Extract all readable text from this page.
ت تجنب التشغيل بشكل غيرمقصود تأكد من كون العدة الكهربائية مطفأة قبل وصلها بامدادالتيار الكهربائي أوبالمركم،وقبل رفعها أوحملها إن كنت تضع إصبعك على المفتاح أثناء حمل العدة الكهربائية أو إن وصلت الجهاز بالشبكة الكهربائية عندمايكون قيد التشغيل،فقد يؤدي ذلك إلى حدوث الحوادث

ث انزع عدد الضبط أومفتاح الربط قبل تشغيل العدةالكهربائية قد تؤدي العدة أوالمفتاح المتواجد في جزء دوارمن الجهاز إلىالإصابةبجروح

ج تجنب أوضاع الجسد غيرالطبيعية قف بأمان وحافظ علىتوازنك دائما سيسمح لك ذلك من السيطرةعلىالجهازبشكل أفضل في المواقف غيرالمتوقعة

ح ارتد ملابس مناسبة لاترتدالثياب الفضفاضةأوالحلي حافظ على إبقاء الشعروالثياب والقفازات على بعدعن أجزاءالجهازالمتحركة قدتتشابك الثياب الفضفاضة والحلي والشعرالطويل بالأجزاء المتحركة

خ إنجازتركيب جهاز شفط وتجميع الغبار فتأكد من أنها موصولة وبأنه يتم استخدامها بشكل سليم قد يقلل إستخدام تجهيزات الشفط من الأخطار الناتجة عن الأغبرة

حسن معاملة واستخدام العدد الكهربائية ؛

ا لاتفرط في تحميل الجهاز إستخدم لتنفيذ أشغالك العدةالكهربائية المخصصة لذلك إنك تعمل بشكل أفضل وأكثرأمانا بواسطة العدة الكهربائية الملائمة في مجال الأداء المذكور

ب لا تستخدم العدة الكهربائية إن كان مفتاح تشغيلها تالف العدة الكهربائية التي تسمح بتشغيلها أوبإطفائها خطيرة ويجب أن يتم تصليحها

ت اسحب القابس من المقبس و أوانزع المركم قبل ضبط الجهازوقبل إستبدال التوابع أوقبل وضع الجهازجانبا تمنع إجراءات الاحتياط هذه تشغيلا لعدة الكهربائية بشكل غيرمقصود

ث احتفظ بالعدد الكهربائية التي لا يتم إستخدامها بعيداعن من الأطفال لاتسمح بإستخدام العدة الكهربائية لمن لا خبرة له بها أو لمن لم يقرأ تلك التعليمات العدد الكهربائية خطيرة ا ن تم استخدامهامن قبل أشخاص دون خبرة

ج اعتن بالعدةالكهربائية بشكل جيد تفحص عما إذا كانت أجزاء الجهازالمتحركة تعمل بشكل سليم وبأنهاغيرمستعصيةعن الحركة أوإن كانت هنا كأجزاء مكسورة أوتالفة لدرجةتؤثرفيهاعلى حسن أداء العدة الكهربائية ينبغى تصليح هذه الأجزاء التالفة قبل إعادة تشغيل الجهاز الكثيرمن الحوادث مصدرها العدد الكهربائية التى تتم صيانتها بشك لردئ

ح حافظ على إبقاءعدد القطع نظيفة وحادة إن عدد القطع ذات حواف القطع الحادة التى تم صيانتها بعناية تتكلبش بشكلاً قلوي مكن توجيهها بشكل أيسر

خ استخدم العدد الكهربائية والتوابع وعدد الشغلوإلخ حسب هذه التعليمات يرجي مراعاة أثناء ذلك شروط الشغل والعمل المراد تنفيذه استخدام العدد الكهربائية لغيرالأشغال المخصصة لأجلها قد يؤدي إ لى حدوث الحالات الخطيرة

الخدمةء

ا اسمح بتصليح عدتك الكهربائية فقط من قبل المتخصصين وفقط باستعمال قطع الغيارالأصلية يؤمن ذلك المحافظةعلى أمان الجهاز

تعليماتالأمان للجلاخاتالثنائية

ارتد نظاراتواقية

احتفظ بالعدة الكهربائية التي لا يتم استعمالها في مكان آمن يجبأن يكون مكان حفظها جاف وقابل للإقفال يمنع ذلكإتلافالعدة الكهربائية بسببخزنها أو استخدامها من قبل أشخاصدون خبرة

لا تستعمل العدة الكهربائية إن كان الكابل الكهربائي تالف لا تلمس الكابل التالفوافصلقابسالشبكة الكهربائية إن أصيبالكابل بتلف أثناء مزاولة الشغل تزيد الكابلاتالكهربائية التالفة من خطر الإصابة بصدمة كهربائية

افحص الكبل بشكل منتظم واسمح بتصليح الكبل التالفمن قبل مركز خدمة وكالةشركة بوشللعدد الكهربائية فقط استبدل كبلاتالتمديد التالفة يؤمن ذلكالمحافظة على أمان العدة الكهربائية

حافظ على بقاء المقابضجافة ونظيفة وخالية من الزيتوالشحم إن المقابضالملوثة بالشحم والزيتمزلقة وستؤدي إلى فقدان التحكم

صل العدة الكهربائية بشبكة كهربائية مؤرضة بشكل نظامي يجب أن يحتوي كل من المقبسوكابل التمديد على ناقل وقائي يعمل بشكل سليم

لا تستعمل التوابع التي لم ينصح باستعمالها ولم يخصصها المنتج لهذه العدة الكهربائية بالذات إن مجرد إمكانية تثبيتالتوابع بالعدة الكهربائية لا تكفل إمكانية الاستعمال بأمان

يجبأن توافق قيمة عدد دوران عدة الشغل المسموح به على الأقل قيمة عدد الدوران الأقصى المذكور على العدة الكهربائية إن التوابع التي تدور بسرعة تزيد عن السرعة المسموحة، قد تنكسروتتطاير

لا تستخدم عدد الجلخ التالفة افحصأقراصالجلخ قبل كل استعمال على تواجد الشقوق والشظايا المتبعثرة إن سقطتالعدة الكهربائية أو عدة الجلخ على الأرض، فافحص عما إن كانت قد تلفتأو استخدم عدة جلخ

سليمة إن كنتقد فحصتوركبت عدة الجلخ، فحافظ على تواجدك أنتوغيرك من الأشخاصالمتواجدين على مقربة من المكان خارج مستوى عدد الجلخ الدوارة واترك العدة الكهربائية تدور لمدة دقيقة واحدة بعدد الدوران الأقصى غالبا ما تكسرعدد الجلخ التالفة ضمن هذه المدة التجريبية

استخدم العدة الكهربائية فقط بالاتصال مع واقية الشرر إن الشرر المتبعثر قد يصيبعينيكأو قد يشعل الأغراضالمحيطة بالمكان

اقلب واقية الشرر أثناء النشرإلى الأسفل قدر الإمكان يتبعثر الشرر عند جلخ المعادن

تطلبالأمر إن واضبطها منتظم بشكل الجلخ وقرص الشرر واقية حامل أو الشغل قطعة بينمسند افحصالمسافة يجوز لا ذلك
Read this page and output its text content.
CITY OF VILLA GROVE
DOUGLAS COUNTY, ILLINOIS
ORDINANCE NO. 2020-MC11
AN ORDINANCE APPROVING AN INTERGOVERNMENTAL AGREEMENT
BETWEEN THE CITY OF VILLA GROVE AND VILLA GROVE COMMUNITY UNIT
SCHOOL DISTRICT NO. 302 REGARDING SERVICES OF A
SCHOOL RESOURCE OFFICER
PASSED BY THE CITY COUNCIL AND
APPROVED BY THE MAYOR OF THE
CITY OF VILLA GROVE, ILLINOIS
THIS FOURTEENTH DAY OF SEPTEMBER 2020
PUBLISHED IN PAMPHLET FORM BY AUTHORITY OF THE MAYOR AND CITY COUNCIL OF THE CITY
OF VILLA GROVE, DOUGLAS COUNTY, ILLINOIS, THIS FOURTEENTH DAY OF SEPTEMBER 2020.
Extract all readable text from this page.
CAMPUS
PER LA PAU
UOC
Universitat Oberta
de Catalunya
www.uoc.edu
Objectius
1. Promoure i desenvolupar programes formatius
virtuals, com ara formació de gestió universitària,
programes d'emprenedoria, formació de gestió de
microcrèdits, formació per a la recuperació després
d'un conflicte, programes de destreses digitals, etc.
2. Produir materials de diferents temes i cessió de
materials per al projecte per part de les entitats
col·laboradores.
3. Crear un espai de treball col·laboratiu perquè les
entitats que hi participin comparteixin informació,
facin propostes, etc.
++++++++++++++++++++
» **OBJECTIVE**:
Pull out each line of the listing that holds the string "الشرر".

» **RESULT**:
استخدم العدة الكهربائية فقط بالاتصال مع واقية الشرر إن الشرر المتبعثر قد يصيبعينيكأو قد يشعل الأغراضالمحيطة بالمكان
اقلب واقية الشرر أثناء النشرإلى الأسفل قدر الإمكان يتبعثر الشرر عند جلخ المعادن
تطلبالأمر إن واضبطها منتظم بشكل الجلخ وقرص الشرر واقية حامل أو الشغل قطعة بينمسند افحصالمسافة يجوز لا ذلك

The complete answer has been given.